▶ [What this task involves] Retype each line exactly. Skip images.

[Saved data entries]
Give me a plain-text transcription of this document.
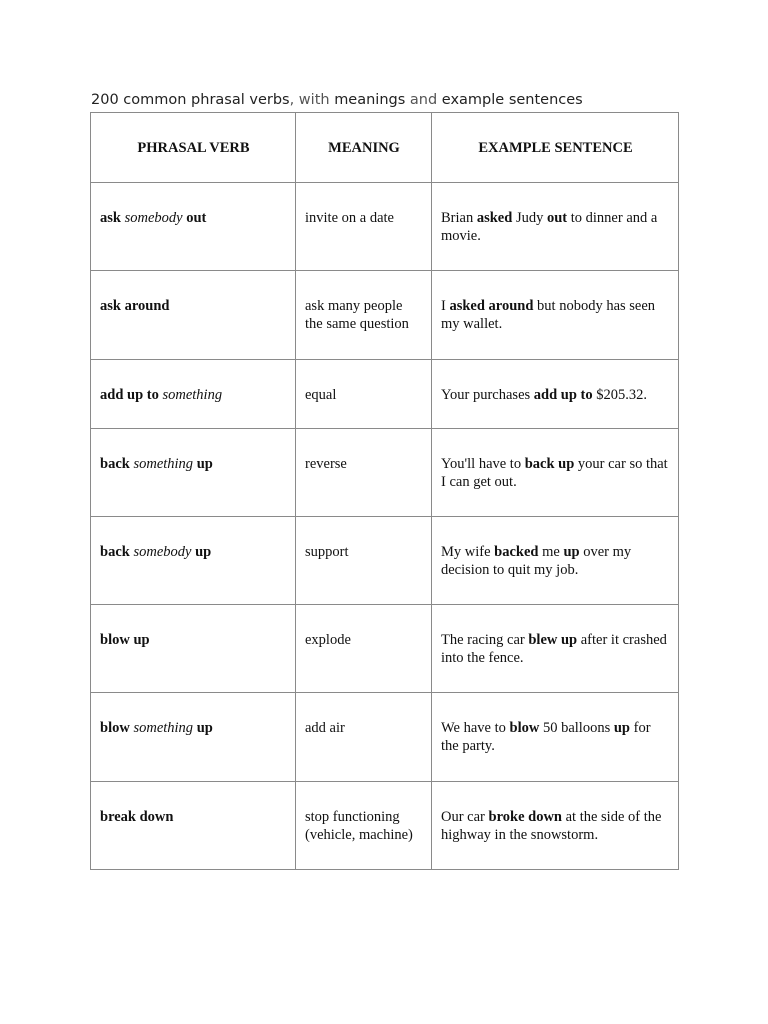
200 common phrasal verbs, with meanings and example sentences
PHRASAL VERB	MEANING	EXAMPLE SENTENCE
ask somebody out	invite on a date	Brian asked Judy out to dinner and a movie.
ask around	ask many people the same question	I asked around but nobody has seen my wallet.
add up to something	equal	Your purchases add up to $205.32.
back something up	reverse	You'll have to back up your car so that I can get out.
back somebody up	support	My wife backed me up over my decision to quit my job.
blow up	explode	The racing car blew up after it crashed into the fence.
blow something up	add air	We have to blow 50 balloons up for the party.
break down	stop functioning (vehicle, machine)	Our car broke down at the side of the highway in the snowstorm.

▶ [Full response]
Give me a plain-text transcription of this document.
200 common phrasal verbs, with meanings and example sentences
PHRASAL VERB	MEANING	EXAMPLE SENTENCE
ask somebody out	invite on a date	Brian asked Judy out to dinner and a movie.
ask around	ask many people the same question	I asked around but nobody has seen my wallet.
add up to something	equal	Your purchases add up to $205.32.
back something up	reverse	You'll have to back up your car so that I can get out.
back somebody up	support	My wife backed me up over my decision to quit my job.
blow up	explode	The racing car blew up after it crashed into the fence.
blow something up	add air	We have to blow 50 balloons up for the party.
break down	stop functioning (vehicle, machine)	Our car broke down at the side of the highway in the snowstorm.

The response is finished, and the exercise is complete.